══ MATERIAL SHOWN ══
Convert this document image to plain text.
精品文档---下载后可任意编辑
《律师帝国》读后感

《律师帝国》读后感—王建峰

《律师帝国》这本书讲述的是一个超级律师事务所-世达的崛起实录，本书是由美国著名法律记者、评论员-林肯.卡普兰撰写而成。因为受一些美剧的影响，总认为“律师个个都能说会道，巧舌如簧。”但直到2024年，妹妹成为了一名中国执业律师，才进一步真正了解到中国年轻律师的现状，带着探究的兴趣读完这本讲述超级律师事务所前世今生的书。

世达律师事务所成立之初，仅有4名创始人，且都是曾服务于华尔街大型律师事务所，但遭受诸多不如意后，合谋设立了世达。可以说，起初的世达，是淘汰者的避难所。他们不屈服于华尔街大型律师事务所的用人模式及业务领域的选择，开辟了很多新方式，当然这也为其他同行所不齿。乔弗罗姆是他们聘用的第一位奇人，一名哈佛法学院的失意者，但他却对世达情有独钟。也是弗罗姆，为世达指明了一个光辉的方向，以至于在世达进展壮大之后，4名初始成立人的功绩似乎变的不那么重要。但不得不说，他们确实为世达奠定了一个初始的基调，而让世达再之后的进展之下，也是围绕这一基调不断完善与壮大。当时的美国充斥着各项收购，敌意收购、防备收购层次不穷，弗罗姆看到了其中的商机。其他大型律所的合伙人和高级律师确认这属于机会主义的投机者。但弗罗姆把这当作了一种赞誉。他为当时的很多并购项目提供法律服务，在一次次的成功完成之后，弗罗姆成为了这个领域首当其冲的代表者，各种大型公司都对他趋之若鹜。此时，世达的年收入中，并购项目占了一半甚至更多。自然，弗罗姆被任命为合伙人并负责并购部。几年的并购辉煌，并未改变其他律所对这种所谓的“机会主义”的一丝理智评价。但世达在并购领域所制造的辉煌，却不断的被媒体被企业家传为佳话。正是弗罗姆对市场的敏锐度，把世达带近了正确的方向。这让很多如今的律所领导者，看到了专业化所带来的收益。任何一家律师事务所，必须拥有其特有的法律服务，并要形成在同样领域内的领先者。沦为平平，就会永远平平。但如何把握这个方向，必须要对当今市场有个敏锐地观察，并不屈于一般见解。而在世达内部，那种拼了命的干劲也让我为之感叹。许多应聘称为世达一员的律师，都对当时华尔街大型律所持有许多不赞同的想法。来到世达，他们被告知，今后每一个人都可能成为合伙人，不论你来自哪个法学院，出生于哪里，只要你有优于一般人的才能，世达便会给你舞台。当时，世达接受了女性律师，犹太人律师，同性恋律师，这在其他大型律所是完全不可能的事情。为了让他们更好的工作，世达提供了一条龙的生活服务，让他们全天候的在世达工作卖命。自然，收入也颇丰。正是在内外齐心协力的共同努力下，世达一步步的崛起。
═══
══ MATERIAL SHOWN ══
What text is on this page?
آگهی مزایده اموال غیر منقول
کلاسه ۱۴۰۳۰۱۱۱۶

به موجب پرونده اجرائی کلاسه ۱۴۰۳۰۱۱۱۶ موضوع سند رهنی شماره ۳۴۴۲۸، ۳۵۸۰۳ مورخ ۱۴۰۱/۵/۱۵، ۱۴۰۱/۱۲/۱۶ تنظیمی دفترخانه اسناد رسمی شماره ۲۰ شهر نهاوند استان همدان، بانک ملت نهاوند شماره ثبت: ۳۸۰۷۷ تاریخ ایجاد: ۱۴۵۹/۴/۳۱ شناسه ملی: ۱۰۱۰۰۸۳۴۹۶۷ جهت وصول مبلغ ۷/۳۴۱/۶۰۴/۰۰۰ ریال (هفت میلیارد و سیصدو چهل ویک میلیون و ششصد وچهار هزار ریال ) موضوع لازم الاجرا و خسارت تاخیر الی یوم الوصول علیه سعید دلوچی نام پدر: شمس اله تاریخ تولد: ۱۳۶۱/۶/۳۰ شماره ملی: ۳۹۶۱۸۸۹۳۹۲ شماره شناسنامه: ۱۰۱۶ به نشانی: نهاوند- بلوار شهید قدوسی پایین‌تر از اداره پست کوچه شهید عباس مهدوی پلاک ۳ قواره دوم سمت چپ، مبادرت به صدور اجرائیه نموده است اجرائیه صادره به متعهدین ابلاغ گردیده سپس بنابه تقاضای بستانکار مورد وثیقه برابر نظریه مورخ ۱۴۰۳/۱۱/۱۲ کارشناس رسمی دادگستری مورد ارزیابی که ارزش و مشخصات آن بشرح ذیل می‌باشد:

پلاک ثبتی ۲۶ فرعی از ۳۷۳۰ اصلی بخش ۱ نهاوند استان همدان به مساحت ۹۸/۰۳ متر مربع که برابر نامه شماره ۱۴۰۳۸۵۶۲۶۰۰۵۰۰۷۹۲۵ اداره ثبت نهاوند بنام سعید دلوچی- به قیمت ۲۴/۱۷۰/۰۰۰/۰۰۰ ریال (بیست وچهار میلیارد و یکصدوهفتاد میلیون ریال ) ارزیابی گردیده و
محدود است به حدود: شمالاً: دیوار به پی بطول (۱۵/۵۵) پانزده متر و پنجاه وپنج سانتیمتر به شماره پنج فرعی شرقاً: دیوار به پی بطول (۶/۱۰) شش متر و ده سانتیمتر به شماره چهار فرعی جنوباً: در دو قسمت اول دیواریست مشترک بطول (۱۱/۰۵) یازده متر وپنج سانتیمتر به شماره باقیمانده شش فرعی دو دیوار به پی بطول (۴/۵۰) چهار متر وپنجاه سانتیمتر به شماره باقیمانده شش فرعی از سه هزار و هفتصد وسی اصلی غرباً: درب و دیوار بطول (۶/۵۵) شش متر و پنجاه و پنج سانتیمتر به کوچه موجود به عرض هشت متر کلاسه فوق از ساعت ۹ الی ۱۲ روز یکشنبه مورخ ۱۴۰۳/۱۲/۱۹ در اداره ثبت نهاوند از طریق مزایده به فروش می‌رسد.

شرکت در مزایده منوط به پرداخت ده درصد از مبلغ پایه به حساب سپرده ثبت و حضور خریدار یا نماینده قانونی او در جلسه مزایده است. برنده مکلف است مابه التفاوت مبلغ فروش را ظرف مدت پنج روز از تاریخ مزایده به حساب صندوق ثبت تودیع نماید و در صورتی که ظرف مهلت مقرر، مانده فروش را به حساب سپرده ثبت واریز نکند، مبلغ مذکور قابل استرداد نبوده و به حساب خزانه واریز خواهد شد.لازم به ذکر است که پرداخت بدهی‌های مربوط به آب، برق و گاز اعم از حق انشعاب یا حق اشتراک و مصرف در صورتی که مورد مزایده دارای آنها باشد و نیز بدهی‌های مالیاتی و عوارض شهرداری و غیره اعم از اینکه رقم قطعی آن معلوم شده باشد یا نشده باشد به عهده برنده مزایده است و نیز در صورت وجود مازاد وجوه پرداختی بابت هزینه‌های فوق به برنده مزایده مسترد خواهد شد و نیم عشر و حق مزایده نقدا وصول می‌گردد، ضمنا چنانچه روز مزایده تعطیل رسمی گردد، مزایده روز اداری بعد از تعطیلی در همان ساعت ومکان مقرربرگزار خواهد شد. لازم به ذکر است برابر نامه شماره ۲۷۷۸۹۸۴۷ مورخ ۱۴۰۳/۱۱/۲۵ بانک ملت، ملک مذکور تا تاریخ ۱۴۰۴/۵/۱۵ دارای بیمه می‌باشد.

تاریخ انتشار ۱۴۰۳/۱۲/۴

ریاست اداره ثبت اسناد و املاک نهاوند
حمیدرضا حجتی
═══
══ MATERIAL SHOWN ══
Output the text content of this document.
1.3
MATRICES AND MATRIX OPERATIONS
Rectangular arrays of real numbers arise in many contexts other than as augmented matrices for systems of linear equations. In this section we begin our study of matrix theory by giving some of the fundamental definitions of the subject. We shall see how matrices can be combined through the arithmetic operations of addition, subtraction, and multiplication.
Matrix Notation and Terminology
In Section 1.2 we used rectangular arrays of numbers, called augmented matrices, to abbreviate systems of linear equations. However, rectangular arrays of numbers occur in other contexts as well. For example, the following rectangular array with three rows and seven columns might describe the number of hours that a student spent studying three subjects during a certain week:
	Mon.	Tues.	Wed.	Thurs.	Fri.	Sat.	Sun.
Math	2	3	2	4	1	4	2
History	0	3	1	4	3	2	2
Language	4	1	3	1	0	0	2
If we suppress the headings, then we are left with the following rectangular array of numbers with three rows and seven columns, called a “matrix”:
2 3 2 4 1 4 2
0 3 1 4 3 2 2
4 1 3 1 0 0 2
═══
WHAT TO DO: Only lines with "document" are wanted here; list each of them.

REPLY:
Convert this document image to plain text.
Output the text content of this document.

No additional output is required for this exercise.